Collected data
################

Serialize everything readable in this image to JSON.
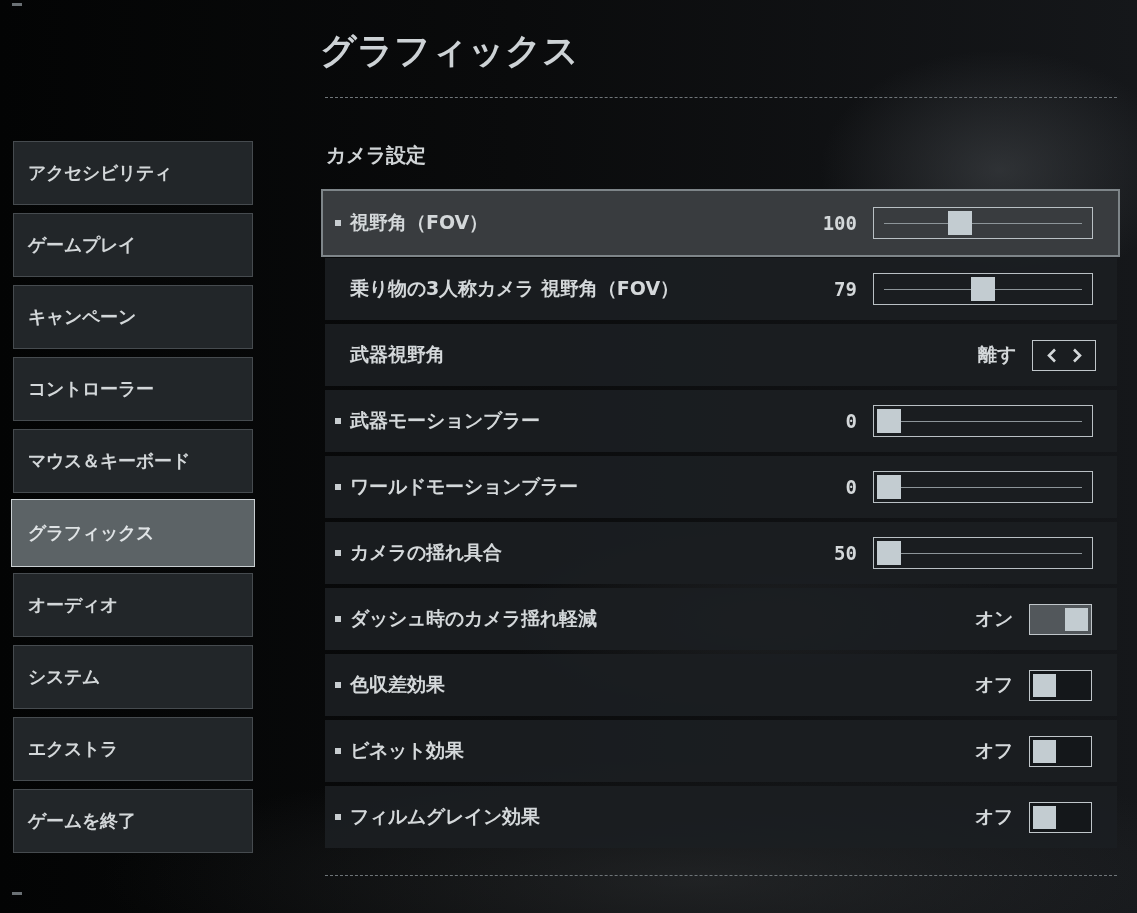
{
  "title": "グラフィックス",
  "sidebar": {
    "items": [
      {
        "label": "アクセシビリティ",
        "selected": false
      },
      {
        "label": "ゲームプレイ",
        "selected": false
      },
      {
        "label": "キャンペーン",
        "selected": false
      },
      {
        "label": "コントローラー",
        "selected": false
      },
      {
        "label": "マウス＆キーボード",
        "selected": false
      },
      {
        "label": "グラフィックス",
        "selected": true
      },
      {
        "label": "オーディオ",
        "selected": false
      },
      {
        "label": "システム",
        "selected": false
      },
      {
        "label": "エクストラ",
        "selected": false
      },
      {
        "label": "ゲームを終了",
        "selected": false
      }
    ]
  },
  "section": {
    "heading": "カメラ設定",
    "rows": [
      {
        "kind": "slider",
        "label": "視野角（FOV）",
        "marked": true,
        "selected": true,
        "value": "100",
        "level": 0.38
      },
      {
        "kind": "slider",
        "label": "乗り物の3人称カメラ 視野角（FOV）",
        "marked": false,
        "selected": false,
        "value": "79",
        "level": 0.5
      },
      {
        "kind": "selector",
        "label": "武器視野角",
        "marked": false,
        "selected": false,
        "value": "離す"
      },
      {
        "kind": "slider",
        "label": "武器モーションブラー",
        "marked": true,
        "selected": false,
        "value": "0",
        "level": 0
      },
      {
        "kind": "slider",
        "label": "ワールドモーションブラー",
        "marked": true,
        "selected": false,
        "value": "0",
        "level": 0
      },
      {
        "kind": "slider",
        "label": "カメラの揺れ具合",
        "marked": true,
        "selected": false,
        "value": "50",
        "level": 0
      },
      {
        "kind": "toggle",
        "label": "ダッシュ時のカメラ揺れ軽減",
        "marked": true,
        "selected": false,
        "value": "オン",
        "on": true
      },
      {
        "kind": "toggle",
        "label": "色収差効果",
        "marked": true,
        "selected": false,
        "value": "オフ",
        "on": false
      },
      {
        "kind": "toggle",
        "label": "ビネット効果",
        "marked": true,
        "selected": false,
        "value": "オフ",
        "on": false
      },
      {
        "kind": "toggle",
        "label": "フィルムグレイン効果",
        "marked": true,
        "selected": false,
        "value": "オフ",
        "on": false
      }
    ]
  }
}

################

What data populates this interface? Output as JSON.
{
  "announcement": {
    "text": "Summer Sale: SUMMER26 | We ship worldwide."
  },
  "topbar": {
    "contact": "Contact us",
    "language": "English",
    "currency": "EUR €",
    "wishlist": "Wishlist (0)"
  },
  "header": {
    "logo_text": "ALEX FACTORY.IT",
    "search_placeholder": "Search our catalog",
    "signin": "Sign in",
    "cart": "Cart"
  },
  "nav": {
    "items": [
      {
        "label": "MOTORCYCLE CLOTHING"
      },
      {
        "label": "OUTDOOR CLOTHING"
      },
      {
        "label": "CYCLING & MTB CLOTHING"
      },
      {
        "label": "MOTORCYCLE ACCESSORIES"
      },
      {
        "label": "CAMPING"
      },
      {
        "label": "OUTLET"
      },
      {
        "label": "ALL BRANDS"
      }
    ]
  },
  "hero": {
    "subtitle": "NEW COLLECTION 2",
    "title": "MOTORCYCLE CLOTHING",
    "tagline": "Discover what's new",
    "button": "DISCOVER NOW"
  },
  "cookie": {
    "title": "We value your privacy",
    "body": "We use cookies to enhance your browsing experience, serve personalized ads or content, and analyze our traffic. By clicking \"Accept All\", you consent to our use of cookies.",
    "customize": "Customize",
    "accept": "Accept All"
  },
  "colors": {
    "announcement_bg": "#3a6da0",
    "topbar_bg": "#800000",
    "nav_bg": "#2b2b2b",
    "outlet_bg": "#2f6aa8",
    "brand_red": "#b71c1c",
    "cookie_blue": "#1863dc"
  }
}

################

**Goal:** From the data, collect all lines where the string "MOTORCYCLE" appears.

**Solution to the exercise:**
        "label": "MOTORCYCLE CLOTHING"
        "label": "MOTORCYCLE ACCESSORIES"
    "title": "MOTORCYCLE CLOTHING",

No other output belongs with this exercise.